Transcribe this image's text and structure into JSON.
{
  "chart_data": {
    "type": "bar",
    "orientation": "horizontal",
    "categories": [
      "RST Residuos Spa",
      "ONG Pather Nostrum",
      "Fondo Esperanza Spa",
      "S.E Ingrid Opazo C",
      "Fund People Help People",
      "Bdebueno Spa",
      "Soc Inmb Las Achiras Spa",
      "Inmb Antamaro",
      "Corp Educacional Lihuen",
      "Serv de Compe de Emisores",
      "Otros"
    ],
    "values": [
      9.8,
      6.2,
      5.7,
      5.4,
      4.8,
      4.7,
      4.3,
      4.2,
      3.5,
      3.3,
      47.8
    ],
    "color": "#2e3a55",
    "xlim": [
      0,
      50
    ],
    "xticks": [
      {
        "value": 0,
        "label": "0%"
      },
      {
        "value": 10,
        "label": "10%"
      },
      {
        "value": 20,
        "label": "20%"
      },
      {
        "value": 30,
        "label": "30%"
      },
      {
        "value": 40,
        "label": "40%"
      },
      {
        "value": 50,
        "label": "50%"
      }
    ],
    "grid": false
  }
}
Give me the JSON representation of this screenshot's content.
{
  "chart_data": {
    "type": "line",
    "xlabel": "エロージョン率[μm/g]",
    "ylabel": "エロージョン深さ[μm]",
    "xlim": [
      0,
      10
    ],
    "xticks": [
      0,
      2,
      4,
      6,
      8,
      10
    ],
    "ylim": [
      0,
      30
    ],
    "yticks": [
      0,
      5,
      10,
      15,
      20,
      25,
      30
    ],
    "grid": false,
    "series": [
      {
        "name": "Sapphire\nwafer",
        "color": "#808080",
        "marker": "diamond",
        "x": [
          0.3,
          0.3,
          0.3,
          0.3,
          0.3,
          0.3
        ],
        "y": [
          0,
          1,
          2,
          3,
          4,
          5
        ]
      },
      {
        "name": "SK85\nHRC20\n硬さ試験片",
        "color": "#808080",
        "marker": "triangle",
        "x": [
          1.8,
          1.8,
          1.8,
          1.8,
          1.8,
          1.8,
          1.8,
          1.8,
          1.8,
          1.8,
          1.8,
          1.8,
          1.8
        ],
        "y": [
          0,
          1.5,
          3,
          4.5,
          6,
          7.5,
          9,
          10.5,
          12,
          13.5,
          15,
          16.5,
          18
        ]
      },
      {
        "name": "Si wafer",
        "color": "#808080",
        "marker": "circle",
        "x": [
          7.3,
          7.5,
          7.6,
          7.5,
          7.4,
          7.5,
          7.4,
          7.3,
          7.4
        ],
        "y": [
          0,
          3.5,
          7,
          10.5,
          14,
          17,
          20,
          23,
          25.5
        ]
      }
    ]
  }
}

» **Request**: Work out how many lines of the listing above include "this". Answer with the number and nothing more.

» **Answer to the exercise**: 2